(Collected data)
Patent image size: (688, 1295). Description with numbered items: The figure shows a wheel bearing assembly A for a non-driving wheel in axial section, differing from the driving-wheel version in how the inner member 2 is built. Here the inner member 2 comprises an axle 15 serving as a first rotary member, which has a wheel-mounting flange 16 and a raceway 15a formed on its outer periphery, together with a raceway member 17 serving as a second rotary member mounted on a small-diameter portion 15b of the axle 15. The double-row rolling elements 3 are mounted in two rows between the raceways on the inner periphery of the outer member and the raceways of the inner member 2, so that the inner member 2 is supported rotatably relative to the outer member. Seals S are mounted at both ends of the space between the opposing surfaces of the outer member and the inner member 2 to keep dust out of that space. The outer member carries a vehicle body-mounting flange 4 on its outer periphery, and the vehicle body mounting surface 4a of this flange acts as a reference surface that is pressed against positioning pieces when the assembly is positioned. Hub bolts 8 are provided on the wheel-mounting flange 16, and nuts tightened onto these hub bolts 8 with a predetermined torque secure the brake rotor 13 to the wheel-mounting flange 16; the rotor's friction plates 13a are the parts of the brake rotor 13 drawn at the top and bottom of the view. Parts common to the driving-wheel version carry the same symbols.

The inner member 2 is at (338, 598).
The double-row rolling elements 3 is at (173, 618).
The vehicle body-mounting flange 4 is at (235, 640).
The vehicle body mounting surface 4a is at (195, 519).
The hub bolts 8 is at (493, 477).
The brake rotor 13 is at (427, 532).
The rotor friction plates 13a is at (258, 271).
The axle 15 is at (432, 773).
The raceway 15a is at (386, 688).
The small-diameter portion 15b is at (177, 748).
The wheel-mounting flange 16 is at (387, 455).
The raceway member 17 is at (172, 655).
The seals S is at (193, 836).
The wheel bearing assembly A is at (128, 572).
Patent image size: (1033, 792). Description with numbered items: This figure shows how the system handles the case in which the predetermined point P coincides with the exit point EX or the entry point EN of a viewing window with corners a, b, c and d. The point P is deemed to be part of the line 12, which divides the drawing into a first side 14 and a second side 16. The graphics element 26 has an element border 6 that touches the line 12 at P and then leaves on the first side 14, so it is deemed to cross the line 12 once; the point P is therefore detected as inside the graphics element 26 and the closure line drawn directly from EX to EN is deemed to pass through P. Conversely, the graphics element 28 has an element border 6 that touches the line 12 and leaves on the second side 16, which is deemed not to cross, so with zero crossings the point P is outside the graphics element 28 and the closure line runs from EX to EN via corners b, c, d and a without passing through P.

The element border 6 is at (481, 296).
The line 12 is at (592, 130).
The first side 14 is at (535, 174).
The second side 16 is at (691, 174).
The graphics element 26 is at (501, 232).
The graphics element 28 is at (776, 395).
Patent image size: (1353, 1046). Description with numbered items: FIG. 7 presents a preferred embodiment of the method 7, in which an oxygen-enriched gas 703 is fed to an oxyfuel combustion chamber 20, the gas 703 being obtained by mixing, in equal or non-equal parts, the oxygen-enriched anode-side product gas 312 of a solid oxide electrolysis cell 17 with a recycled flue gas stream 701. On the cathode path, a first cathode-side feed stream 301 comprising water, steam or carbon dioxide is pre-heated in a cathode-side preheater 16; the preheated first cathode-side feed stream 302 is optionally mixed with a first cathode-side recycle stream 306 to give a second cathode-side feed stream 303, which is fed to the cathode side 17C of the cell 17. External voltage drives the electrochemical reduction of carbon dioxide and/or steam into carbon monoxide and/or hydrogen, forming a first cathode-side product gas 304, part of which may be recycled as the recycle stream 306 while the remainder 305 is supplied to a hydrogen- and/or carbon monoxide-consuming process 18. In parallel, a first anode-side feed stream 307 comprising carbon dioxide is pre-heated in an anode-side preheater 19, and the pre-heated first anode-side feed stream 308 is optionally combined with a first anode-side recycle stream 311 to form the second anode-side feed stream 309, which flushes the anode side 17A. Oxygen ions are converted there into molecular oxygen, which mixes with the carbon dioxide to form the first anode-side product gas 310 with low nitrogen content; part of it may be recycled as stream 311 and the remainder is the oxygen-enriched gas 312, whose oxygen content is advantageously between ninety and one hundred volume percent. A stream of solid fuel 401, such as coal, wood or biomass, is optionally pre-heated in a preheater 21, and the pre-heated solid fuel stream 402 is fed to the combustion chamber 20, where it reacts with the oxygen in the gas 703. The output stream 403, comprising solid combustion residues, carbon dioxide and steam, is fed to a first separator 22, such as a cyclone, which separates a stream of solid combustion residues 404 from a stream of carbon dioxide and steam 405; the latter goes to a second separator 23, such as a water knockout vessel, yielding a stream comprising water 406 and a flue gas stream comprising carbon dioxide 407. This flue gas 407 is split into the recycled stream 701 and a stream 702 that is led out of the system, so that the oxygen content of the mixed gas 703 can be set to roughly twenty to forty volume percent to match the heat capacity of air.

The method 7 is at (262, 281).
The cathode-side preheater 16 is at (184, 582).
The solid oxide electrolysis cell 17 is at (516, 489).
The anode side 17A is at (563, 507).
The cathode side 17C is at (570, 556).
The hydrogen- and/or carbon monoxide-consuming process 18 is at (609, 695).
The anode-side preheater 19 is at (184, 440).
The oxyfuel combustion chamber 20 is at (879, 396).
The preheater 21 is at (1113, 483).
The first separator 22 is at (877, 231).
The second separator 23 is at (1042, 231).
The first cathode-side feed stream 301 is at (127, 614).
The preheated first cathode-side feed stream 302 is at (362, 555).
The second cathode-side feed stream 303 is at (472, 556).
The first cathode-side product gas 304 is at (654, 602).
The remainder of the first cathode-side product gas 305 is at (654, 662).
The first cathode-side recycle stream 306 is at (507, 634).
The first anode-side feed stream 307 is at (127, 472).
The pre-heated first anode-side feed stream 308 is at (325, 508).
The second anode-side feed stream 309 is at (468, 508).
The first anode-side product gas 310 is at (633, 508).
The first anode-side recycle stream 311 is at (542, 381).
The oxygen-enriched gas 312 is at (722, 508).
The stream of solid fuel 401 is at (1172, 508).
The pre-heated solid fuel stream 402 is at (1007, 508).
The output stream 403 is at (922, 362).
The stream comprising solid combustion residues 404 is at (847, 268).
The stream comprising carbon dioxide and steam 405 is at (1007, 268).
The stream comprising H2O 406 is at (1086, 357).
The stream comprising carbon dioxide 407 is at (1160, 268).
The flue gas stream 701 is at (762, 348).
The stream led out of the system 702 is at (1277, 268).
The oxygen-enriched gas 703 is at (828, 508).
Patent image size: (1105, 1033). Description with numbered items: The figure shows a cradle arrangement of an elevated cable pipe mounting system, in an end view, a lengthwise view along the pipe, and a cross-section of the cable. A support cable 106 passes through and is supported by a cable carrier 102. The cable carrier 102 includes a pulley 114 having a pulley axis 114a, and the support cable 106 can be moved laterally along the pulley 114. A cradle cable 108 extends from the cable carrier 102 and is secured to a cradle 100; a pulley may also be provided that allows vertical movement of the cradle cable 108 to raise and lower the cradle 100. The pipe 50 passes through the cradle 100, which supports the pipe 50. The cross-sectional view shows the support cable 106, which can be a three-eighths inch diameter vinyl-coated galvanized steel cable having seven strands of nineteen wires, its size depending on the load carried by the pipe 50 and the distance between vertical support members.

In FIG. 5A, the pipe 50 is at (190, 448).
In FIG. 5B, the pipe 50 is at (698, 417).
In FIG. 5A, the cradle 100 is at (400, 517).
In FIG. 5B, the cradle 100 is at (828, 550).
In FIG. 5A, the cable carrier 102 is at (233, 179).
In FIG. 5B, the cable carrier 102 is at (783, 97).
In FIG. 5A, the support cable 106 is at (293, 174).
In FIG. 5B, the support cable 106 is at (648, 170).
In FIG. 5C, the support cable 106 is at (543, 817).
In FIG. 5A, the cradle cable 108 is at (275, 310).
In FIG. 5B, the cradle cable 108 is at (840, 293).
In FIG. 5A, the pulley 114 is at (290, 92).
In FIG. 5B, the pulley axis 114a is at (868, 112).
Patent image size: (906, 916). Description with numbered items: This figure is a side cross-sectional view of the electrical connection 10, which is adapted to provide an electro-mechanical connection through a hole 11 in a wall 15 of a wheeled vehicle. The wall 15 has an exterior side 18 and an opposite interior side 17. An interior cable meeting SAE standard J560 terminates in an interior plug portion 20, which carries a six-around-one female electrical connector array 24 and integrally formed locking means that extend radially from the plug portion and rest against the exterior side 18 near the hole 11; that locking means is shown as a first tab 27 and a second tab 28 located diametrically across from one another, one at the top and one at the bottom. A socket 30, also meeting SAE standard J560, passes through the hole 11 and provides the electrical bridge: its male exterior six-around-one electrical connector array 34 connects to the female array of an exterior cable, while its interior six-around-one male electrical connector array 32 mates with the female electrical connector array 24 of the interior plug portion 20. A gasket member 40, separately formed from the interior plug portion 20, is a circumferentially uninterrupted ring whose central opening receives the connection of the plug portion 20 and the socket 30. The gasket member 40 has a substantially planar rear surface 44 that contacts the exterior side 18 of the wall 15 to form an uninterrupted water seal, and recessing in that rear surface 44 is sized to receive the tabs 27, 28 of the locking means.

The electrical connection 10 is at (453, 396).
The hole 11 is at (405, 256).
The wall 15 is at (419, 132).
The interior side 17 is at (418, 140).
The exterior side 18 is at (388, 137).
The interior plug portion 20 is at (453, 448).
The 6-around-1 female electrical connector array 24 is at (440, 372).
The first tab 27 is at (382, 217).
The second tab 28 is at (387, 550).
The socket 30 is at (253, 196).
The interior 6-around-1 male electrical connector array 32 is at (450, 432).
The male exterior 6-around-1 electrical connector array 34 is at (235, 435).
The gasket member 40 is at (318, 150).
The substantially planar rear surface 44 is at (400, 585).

* _Problem requirements_
Quote the material word for word, beginning at the line that contains "Patent image size: (1105, 1033)." and stopping after the line that contains "In FIG. 5B, the pulley".

* _The result_
Patent image size: (1105, 1033). Description with numbered items: The figure shows a cradle arrangement of an elevated cable pipe mounting system, in an end view, a lengthwise view along the pipe, and a cross-section of the cable. A support cable 106 passes through and is supported by a cable carrier 102. The cable carrier 102 includes a pulley 114 having a pulley axis 114a, and the support cable 106 can be moved laterally along the pulley 114. A cradle cable 108 extends from the cable carrier 102 and is secured to a cradle 100; a pulley may also be provided that allows vertical movement of the cradle cable 108 to raise and lower the cradle 100. The pipe 50 passes through the cradle 100, which supports the pipe 50. The cross-sectional view shows the support cable 106, which can be a three-eighths inch diameter vinyl-coated galvanized steel cable having seven strands of nineteen wires, its size depending on the load carried by the pipe 50 and the distance between vertical support members.

In FIG. 5A, the pipe 50 is at (190, 448).
In FIG. 5B, the pipe 50 is at (698, 417).
In FIG. 5A, the cradle 100 is at (400, 517).
In FIG. 5B, the cradle 100 is at (828, 550).
In FIG. 5A, the cable carrier 102 is at (233, 179).
In FIG. 5B, the cable carrier 102 is at (783, 97).
In FIG. 5A, the support cable 106 is at (293, 174).
In FIG. 5B, the support cable 106 is at (648, 170).
In FIG. 5C, the support cable 106 is at (543, 817).
In FIG. 5A, the cradle cable 108 is at (275, 310).
In FIG. 5B, the cradle cable 108 is at (840, 293).
In FIG. 5A, the pulley 114 is at (290, 92).
In FIG. 5B, the pulley axis 114a is at (868, 112).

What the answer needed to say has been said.